> [Set exercise]
Go through each line of the records below and count those with the word "erforderlichen". Give only the count.
####################
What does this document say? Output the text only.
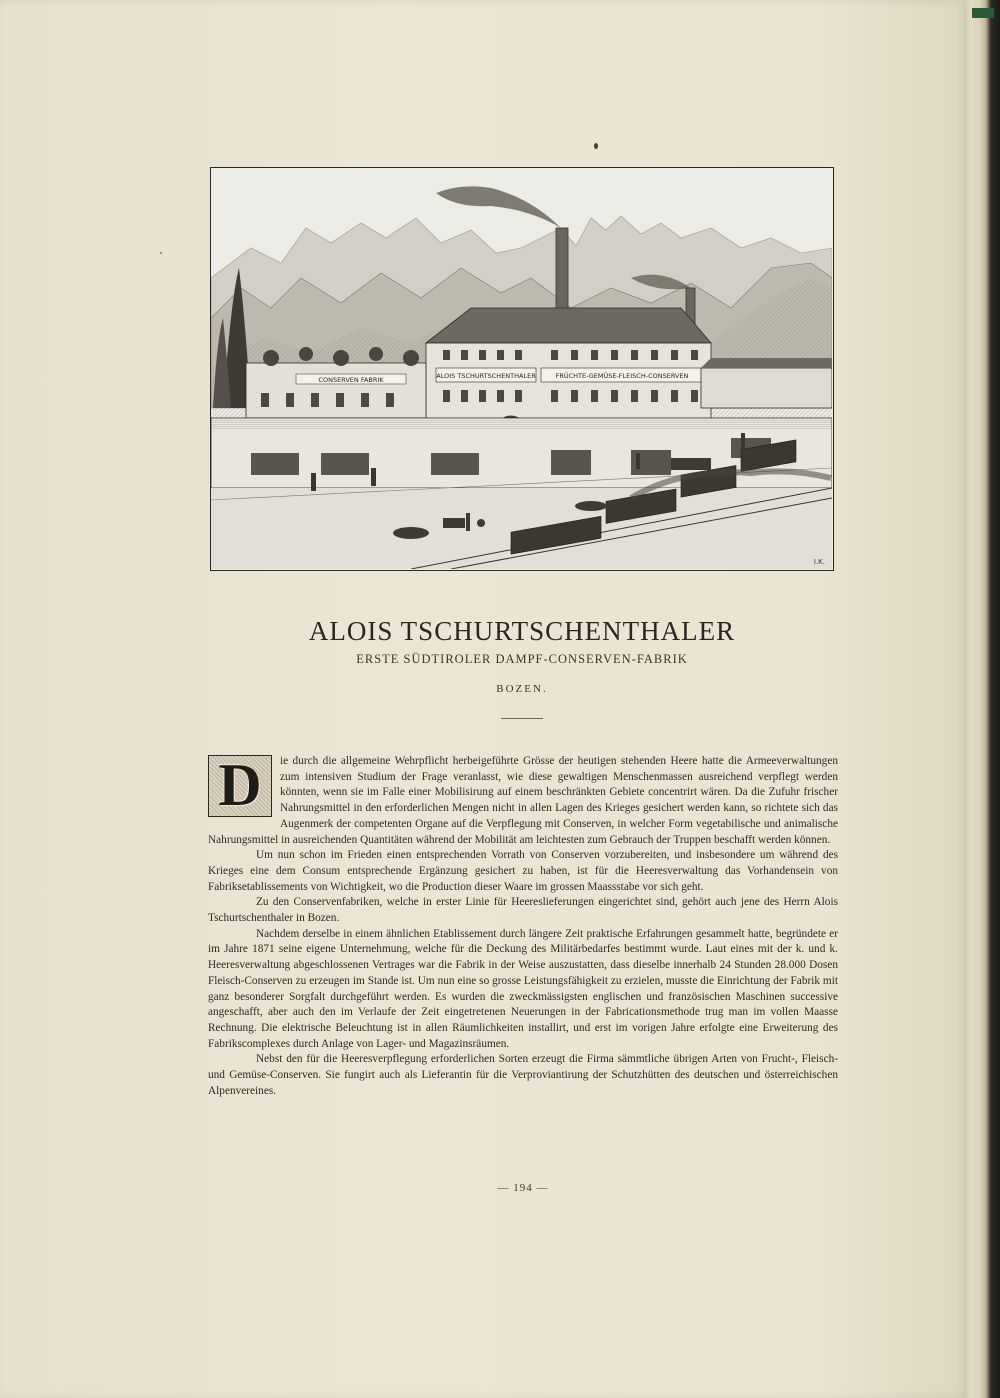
ALOIS TSCHURTSCHENTHALER	FRÜCHTE-GEMÜSE-FLEISCH-CONSERVEN
CONSERVEN FABRIK
I.K.
ALOIS TSCHURTSCHENTHALER
ERSTE SÜDTIROLER DAMPF-CONSERVEN-FABRIK
BOZEN.
D	ie durch die allgemeine Wehrpflicht herbeigeführte Grösse der heutigen stehenden Heere hatte die Armeeverwaltungen zum intensiven Studium der Frage veranlasst, wie diese gewaltigen Menschenmassen ausreichend verpflegt werden könnten, wenn sie im Falle einer Mobilisirung auf einem beschränkten Gebiete concentrirt wären. Da die Zufuhr frischer Nahrungsmittel in den erforderlichen Mengen nicht in allen Lagen des Krieges gesichert werden kann, so richtete sich das Augenmerk der competenten Organe auf die Verpflegung mit Conserven, in welcher Form vegetabilische und animalische Nahrungsmittel in ausreichenden Quantitäten während der Mobilität am leichtesten zum Gebrauch der Truppen beschafft werden können.

Um nun schon im Frieden einen entsprechenden Vorrath von Conserven vorzubereiten, und insbesondere um während des Krieges eine dem Consum entsprechende Ergänzung gesichert zu haben, ist für die Heeresverwaltung das Vorhandensein von Fabriksetablissements von Wichtigkeit, wo die Production dieser Waare im grossen Maassstabe vor sich geht.

Zu den Conservenfabriken, welche in erster Linie für Heereslieferungen eingerichtet sind, gehört auch jene des Herrn Alois Tschurtschenthaler in Bozen.

Nachdem derselbe in einem ähnlichen Etablissement durch längere Zeit praktische Erfahrungen gesammelt hatte, begründete er im Jahre 1871 seine eigene Unternehmung, welche für die Deckung des Militärbedarfes bestimmt wurde. Laut eines mit der k. und k. Heeresverwaltung abgeschlossenen Vertrages war die Fabrik in der Weise auszustatten, dass dieselbe innerhalb 24 Stunden 28.000 Dosen Fleisch-Conserven zu erzeugen im Stande ist. Um nun eine so grosse Leistungsfähigkeit zu erzielen, musste die Einrichtung der Fabrik mit ganz besonderer Sorgfalt durchgeführt werden. Es wurden die zweckmässigsten englischen und französischen Maschinen successive angeschafft, aber auch den im Verlaufe der Zeit eingetretenen Neuerungen in der Fabricationsmethode trug man im vollen Maasse Rechnung. Die elektrische Beleuchtung ist in allen Räumlichkeiten installirt, und erst im vorigen Jahre erfolgte eine Erweiterung des Fabrikscomplexes durch Anlage von Lager- und Magazinsräumen.

Nebst den für die Heeresverpflegung erforderlichen Sorten erzeugt die Firma sämmtliche übrigen Arten von Frucht-, Fleisch- und Gemüse-Conserven. Sie fungirt auch als Lieferantin für die Verproviantirung der Schutzhütten des deutschen und österreichischen Alpenvereines.

— 194 —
####################
> [Answer in full]
2